| AIM |
Go through the listing and copy every line word for word.

| DATA PROVIDED |
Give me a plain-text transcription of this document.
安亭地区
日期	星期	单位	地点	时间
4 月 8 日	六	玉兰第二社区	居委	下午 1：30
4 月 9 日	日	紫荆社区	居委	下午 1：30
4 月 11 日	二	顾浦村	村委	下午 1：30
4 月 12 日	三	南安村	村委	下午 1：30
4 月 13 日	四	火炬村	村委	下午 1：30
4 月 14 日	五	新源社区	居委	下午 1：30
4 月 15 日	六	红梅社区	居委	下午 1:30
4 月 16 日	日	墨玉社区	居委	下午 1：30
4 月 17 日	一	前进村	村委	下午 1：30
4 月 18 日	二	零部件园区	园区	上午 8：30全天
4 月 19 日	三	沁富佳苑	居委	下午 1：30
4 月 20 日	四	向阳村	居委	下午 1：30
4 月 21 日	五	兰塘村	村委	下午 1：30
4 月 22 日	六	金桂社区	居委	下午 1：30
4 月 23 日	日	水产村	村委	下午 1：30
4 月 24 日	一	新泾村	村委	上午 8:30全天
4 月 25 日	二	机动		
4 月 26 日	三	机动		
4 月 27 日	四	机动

| SOLUTION FOR THIS TASK |
Give me a plain-text transcription of this document.
安亭地区
日期	星期	单位	地点	时间
4 月 8 日	六	玉兰第二社区	居委	下午 1：30
4 月 9 日	日	紫荆社区	居委	下午 1：30
4 月 11 日	二	顾浦村	村委	下午 1：30
4 月 12 日	三	南安村	村委	下午 1：30
4 月 13 日	四	火炬村	村委	下午 1：30
4 月 14 日	五	新源社区	居委	下午 1：30
4 月 15 日	六	红梅社区	居委	下午 1:30
4 月 16 日	日	墨玉社区	居委	下午 1：30
4 月 17 日	一	前进村	村委	下午 1：30
4 月 18 日	二	零部件园区	园区	上午 8：30全天
4 月 19 日	三	沁富佳苑	居委	下午 1：30
4 月 20 日	四	向阳村	居委	下午 1：30
4 月 21 日	五	兰塘村	村委	下午 1：30
4 月 22 日	六	金桂社区	居委	下午 1：30
4 月 23 日	日	水产村	村委	下午 1：30
4 月 24 日	一	新泾村	村委	上午 8:30全天
4 月 25 日	二	机动		
4 月 26 日	三	机动		
4 月 27 日	四	机动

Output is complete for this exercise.